(Collected data)
####################

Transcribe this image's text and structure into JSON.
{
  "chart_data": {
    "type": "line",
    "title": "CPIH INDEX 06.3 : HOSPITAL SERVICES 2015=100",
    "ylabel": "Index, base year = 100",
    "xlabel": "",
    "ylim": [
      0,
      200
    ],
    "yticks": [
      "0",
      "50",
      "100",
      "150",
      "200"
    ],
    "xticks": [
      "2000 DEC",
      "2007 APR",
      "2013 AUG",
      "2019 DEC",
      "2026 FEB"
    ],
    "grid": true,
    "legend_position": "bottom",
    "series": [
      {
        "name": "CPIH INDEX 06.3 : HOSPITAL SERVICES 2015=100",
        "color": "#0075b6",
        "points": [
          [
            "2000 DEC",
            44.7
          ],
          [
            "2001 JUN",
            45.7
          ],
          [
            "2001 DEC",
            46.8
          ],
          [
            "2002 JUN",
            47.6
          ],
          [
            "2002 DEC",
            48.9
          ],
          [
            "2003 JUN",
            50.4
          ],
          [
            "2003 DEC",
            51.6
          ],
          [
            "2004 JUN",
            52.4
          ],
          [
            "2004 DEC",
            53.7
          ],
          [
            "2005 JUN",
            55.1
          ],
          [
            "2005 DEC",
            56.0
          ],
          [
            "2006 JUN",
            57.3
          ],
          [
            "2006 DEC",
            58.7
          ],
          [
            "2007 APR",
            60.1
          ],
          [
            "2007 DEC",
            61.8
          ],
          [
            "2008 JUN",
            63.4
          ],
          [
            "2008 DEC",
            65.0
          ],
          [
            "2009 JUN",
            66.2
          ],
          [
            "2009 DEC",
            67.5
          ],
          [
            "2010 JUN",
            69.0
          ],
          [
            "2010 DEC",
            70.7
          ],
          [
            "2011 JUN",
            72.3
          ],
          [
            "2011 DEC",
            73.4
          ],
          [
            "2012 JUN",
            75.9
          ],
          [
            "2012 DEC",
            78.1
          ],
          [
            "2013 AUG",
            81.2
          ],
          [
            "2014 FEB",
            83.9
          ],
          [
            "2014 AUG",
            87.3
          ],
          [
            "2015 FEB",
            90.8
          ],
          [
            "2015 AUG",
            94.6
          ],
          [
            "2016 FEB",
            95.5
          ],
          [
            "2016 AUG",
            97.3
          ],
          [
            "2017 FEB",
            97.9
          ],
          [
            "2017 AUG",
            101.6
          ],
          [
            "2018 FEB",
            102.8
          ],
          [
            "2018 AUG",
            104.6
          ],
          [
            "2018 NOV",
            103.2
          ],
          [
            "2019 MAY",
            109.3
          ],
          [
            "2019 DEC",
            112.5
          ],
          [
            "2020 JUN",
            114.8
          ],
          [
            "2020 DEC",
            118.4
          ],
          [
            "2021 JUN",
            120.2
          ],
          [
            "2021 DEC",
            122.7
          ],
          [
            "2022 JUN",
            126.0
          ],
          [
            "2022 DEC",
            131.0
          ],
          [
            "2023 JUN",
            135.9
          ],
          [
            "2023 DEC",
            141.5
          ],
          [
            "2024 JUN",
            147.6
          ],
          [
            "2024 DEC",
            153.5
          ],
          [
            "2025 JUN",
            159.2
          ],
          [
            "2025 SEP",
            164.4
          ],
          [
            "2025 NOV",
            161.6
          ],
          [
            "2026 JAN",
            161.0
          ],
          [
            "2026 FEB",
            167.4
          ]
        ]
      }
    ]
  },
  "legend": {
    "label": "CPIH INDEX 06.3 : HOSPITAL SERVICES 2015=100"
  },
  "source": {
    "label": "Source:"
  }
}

####################

== Task to carry out ==
Check each line of the data above for the string "CPIH", then report how many lines have it, with no other words.

== Solution for this task ==
3